Stated goal A – In the forum post about MRIQC freezing, how many hours are left on the sbatch request?

:::::

MRIQC freezes on Compute Canada

Liza_Levitis · October 18, 2018, 5:47pm

Hi,

I’m running MRIQC on Compute Canada and have managed to get further along than I previously did (220/336 subjects) by setting the --cpus-per-task=16 and --mem-per-cpu=4G. But it once again seems to have frozen, and there’s no error message. The last statement was: 2018-10-18 16:39:10,378 nipype.workflow:INFO [MultiProc] Running 16 tasks, and 1832 jobs ready. Free memory (GB): 28.07/30.00, Free processors: 0/16 followed by the list of what it’s currently running. Does anyone know whether it may restart once processors are freed up or if I should change the mem & cpu settings? It’s been about an hour since that last statement, and I have 17 hours left for this sbatch request.

:::::

Stated goal B – Change the lines of the records starting with the line that contains "sunrise-line: Sunrise: 6:44" and going on through the line that contains "356, 196, 375]", replacing "day-cell" with "date-cell" and keeping everything else as it is. Give only those lines.

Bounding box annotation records
:::::

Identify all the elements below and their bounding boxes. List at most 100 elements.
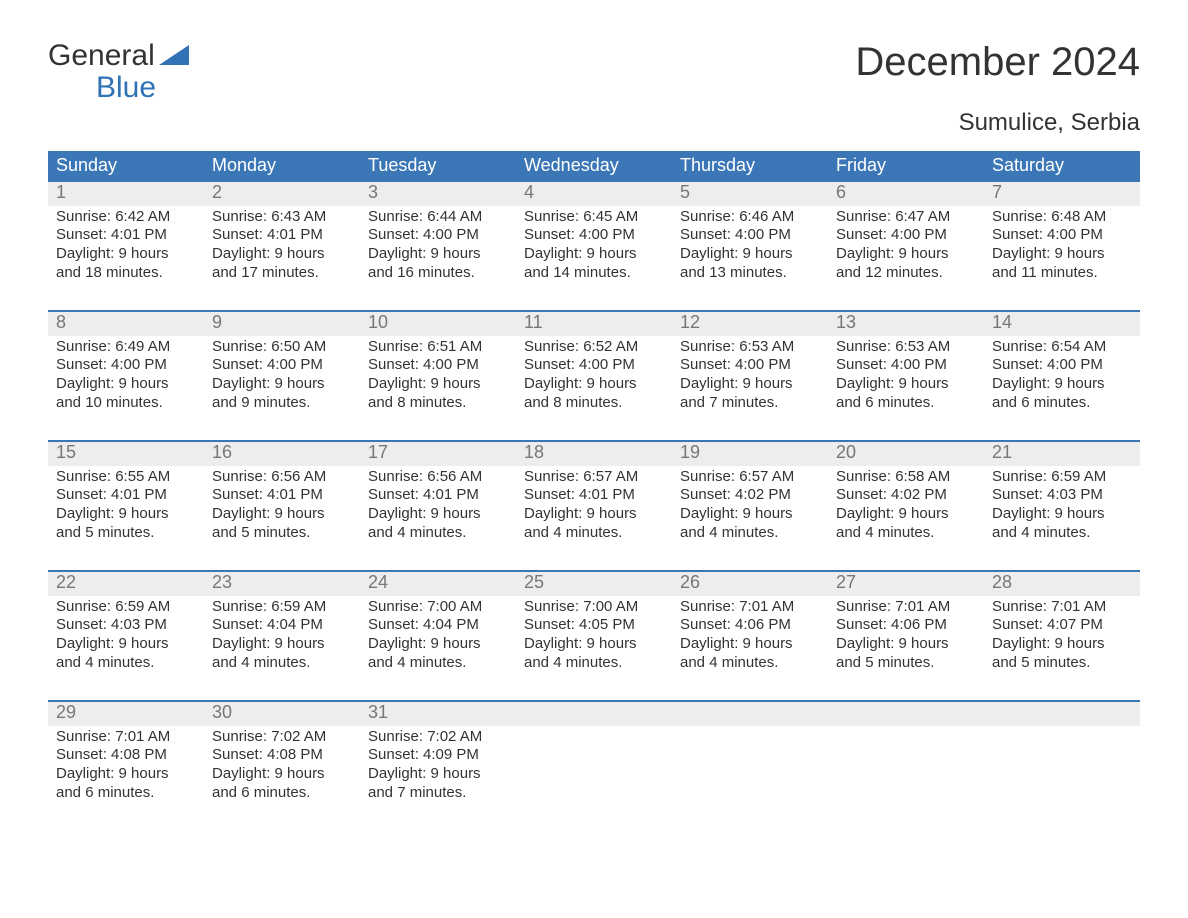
sunrise-line: Sunrise: 6:44 AM	[368, 208, 508, 227]
day-cell: 20Sunrise: 6:58 AMSunset: 4:02 PMDayligh…	[828, 442, 984, 560]
sunset-line: Sunset: 4:00 PM	[680, 356, 820, 375]
daylight-line2: and 4 minutes.	[524, 654, 664, 673]
daylight-line1: Daylight: 9 hours	[836, 245, 976, 264]
day-cell: 17 Sunrise: 6:56 AMSunset: 4:01 PMDayligh…	[360, 442, 516, 560]
day-cell: 12Sunrise: 6:53 AMSunset: 4:00 PMDayligh…	[672, 312, 828, 430]
day-cell: 9Sunrise: 6:50 AMSunset: 4:00 PMDaylight…	[204, 312, 360, 430]
day-data: Sunrise: 6:57 AMSunset: 4:02 PMDaylight:…	[672, 466, 828, 547]
daylight-line1: Daylight: 9 hours	[680, 375, 820, 394]
sunrise-line: Sunrise: 6:46 AM	[680, 208, 820, 227]
daylight-line1: Daylight: 9 hours	[524, 245, 664, 264]
sunset-line: Sunset: 4:00 PM	[56, 356, 196, 375]
day-cell: 11Sunrise: 6:52 AMSunset: 4:00 PMDayligh…	[516, 312, 672, 430]
logo-word2: Blue	[48, 72, 189, 104]
day-data: Sunrise: 7:01 AMSunset: 4:06 PMDaylight:…	[828, 596, 984, 677]
day-cell: 18Sunrise: 6:57 AMSunset: 4:01 PMDayligh…	[516, 442, 672, 560]
day-number: 17	[360, 442, 516, 466]
daylight-line2: and 6 minutes.	[56, 784, 196, 803]
day-number: 29	[48, 702, 204, 726]
sunrise-line: Sunrise: 6:54 AM	[992, 338, 1132, 357]
day-cell: 13Sunrise: 6:53 AMSunset: 4:00 PMDayligh…	[828, 312, 984, 430]
sunrise-line: Sunrise: 6:56 AM	[368, 468, 508, 487]
sunset-line: Sunset: 4:01 PM	[56, 226, 196, 245]
day-number: 28	[984, 572, 1140, 596]
sunset-line: Sunset: 4:03 PM	[56, 616, 196, 635]
day-data: Sunrise: 6:46 AMSunset: 4:00 PMDaylight:…	[672, 206, 828, 287]
daylight-line2: and 4 minutes.	[836, 524, 976, 543]
sunset-line: Sunset: 4:06 PM	[836, 616, 976, 635]
day-data: Sunrise: 6:59 AMSunset: 4:04 PMDaylight:…	[204, 596, 360, 677]
daylight-line1: Daylight: 9 hours	[992, 245, 1132, 264]
day-number	[828, 702, 984, 726]
day-number: 30	[204, 702, 360, 726]
daylight-line2: and 7 minutes.	[368, 784, 508, 803]
day-number: 26	[672, 572, 828, 596]
day-cell	[828, 702, 984, 820]
sunrise-line: Sunrise: 6:56 AM	[212, 468, 352, 487]
day-cell: 15Sunrise: 6:55 AMSunset: 4:01 PMDayligh…	[48, 442, 204, 560]
daylight-line2: and 4 minutes.	[680, 654, 820, 673]
day-number: 24	[360, 572, 516, 596]
day-cell: 21Sunrise: 6:59 AMSunset: 4:03 PMDayligh…	[984, 442, 1140, 560]
day-number: 18	[516, 442, 672, 466]
daylight-line1: Daylight: 9 hours	[368, 505, 508, 524]
day-cell	[672, 702, 828, 820]
daylight-line1: Daylight: 9 hours	[992, 635, 1132, 654]
daylight-line1: Daylight: 9 hours	[56, 245, 196, 264]
sunrise-line: Sunrise: 6:55 AM	[56, 468, 196, 487]
sunrise-line: Sunrise: 6:53 AM	[836, 338, 976, 357]
sunset-line: Sunset: 4:04 PM	[368, 616, 508, 635]
daylight-line2: and 10 minutes.	[56, 394, 196, 413]
day-cell	[984, 702, 1140, 820]
day-cell: 23Sunrise: 6:59 AMSunset: 4:04 PMDayligh…	[204, 572, 360, 690]
day-cell: 5Sunrise: 6:46 AMSunset: 4:00 PMDaylight…	[672, 182, 828, 300]
day-cell: 25Sunrise: 7:00 AMSunset: 4:05 PMDayligh…	[516, 572, 672, 690]
daylight-line2: and 4 minutes.	[212, 654, 352, 673]
daylight-line2: and 14 minutes.	[524, 264, 664, 283]
day-number: 20	[828, 442, 984, 466]
daylight-line1: Daylight: 9 hours	[212, 245, 352, 264]
sunrise-line: Sunrise: 7:02 AM	[212, 728, 352, 747]
day-cell: 19Sunrise: 6:57 AMSunset: 4:02 PMDayligh…	[672, 442, 828, 560]
sunrise-line: Sunrise: 6:47 AM	[836, 208, 976, 227]
sunset-line: Sunset: 4:08 PM	[212, 746, 352, 765]
daylight-line1: Daylight: 9 hours	[836, 505, 976, 524]
sunset-line: Sunset: 4:08 PM	[56, 746, 196, 765]
day-data: Sunrise: 6:47 AMSunset: 4:00 PMDaylight:…	[828, 206, 984, 287]
sunrise-line: Sunrise: 7:02 AM	[368, 728, 508, 747]
sunset-line: Sunset: 4:00 PM	[524, 226, 664, 245]
day-cell	[516, 702, 672, 820]
daylight-line1: Daylight: 9 hours	[212, 765, 352, 784]
daylight-line2: and 4 minutes.	[368, 654, 508, 673]
day-cell: 29Sunrise: 7:01 AMSunset: 4:08 PMDayligh…	[48, 702, 204, 820]
location: Sumulice, Serbia	[48, 109, 1140, 137]
day-cell: 31Sunrise: 7:02 AMSunset: 4:09 PMDayligh…	[360, 702, 516, 820]
sunrise-line: Sunrise: 7:00 AM	[524, 598, 664, 617]
sunrise-line: Sunrise: 6:58 AM	[836, 468, 976, 487]
logo-word1: General	[48, 40, 155, 72]
sunset-line: Sunset: 4:00 PM	[836, 226, 976, 245]
day-data: Sunrise: 6:44 AMSunset: 4:00 PMDaylight:…	[360, 206, 516, 287]
dayname: Wednesday	[516, 151, 672, 180]
day-data: Sunrise: 6:52 AMSunset: 4:00 PMDaylight:…	[516, 336, 672, 417]
daylight-line2: and 6 minutes.	[836, 394, 976, 413]
day-data: Sunrise: 7:02 AMSunset: 4:08 PMDaylight:…	[204, 726, 360, 807]
sunset-line: Sunset: 4:00 PM	[368, 356, 508, 375]
day-number: 22	[48, 572, 204, 596]
daylight-line2: and 17 minutes.	[212, 264, 352, 283]
day-number: 10	[360, 312, 516, 336]
daylight-line1: Daylight: 9 hours	[212, 635, 352, 654]
day-data: Sunrise: 6:45 AMSunset: 4:00 PMDaylight:…	[516, 206, 672, 287]
day-cell: 27Sunrise: 7:01 AMSunset: 4:06 PMDayligh…	[828, 572, 984, 690]
day-data: Sunrise: 6:59 AMSunset: 4:03 PMDaylight:…	[984, 466, 1140, 547]
day-number: 31	[360, 702, 516, 726]
daylight-line1: Daylight: 9 hours	[368, 375, 508, 394]
sunrise-line: Sunrise: 6:45 AM	[524, 208, 664, 227]
daylight-line1: Daylight: 9 hours	[56, 635, 196, 654]
day-number: 2	[204, 182, 360, 206]
daylight-line1: Daylight: 9 hours	[368, 765, 508, 784]
day-number: 9	[204, 312, 360, 336]
sunset-line: Sunset: 4:00 PM	[992, 226, 1132, 245]
week-row: 8Sunrise: 6:49 AMSunset: 4:00 PMDaylight…	[48, 310, 1140, 430]
sunset-line: Sunset: 4:01 PM	[368, 486, 508, 505]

:::::

Correct output A – 17 hours are left on the sbatch request.

Correct output B –
sunrise-line: Sunrise: 6:44 AM	[368, 208, 508, 227]
date-cell: 20Sunrise: 6:58 AMSunset: 4:02 PMDayligh…	[828, 442, 984, 560]
sunset-line: Sunset: 4:00 PM	[680, 356, 820, 375]
daylight-line2: and 4 minutes.	[524, 654, 664, 673]
daylight-line1: Daylight: 9 hours	[836, 245, 976, 264]
date-cell: 17 Sunrise: 6:56 AMSunset: 4:01 PMDayligh…	[360, 442, 516, 560]
date-cell: 12Sunrise: 6:53 AMSunset: 4:00 PMDayligh…	[672, 312, 828, 430]
date-cell: 9Sunrise: 6:50 AMSunset: 4:00 PMDaylight…	[204, 312, 360, 430]
day-data: Sunrise: 6:57 AMSunset: 4:02 PMDaylight:…	[672, 466, 828, 547]
daylight-line1: Daylight: 9 hours	[680, 375, 820, 394]
sunrise-line: Sunrise: 6:46 AM	[680, 208, 820, 227]
daylight-line1: Daylight: 9 hours	[524, 245, 664, 264]
sunset-line: Sunset: 4:00 PM	[56, 356, 196, 375]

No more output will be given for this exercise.